Task to carry out: Type out the data exactly as given. Skip any image.
====
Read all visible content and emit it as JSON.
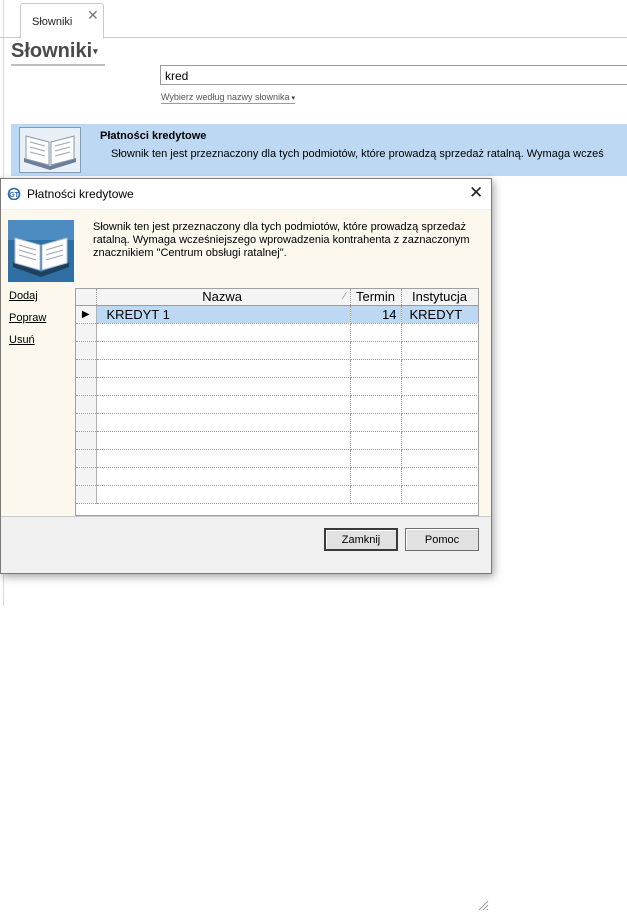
{
  "tab": {
    "label": "Słowniki",
    "close": "✕"
  },
  "page": {
    "title": "Słowniki",
    "title_caret": "▾"
  },
  "search": {
    "value": "kred",
    "mode_label": "Wybierz według nazwy słownika",
    "mode_caret": "▾"
  },
  "result": {
    "icon": "dictionary-book-icon",
    "title": "Płatności kredytowe",
    "description": "Słownik ten jest przeznaczony dla tych podmiotów, które prowadzą sprzedaż ratalną. Wymaga wcześ"
  },
  "dialog": {
    "app_icon": "gt-app-icon",
    "title": "Płatności kredytowe",
    "close": "✕",
    "icon": "dictionary-book-icon",
    "description": "Słownik ten jest przeznaczony dla tych podmiotów, które prowadzą sprzedaż ratalną. Wymaga wcześniejszego wprowadzenia kontrahenta z zaznaczonym znacznikiem \"Centrum obsługi ratalnej\".",
    "actions": {
      "add": "Dodaj",
      "edit": "Popraw",
      "delete": "Usuń"
    },
    "grid": {
      "columns": [
        "Nazwa",
        "Termin",
        "Instytucja"
      ],
      "sort_glyph": "⁄",
      "rows": [
        {
          "indicator": "▶",
          "name": "KREDYT 1",
          "term": "14",
          "institution": "KREDYT"
        }
      ],
      "empty_rows": 10
    },
    "buttons": {
      "close": "Zamknij",
      "help": "Pomoc"
    }
  },
  "colors": {
    "selection": "#bcd8f2",
    "dialog_body": "#fdf8ee",
    "dialog_chrome": "#f0f0f0"
  }
}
====
Output:
Read all visible content and emit it as JSON.
{
  "tab": {
    "label": "Słowniki",
    "close": "✕"
  },
  "page": {
    "title": "Słowniki",
    "title_caret": "▾"
  },
  "search": {
    "value": "kred",
    "mode_label": "Wybierz według nazwy słownika",
    "mode_caret": "▾"
  },
  "result": {
    "icon": "dictionary-book-icon",
    "title": "Płatności kredytowe",
    "description": "Słownik ten jest przeznaczony dla tych podmiotów, które prowadzą sprzedaż ratalną. Wymaga wcześ"
  },
  "dialog": {
    "app_icon": "gt-app-icon",
    "title": "Płatności kredytowe",
    "close": "✕",
    "icon": "dictionary-book-icon",
    "description": "Słownik ten jest przeznaczony dla tych podmiotów, które prowadzą sprzedaż ratalną. Wymaga wcześniejszego wprowadzenia kontrahenta z zaznaczonym znacznikiem \"Centrum obsługi ratalnej\".",
    "actions": {
      "add": "Dodaj",
      "edit": "Popraw",
      "delete": "Usuń"
    },
    "grid": {
      "columns": [
        "Nazwa",
        "Termin",
        "Instytucja"
      ],
      "sort_glyph": "⁄",
      "rows": [
        {
          "indicator": "▶",
          "name": "KREDYT 1",
          "term": "14",
          "institution": "KREDYT"
        }
      ],
      "empty_rows": 10
    },
    "buttons": {
      "close": "Zamknij",
      "help": "Pomoc"
    }
  },
  "colors": {
    "selection": "#bcd8f2",
    "dialog_body": "#fdf8ee",
    "dialog_chrome": "#f0f0f0"
  }
}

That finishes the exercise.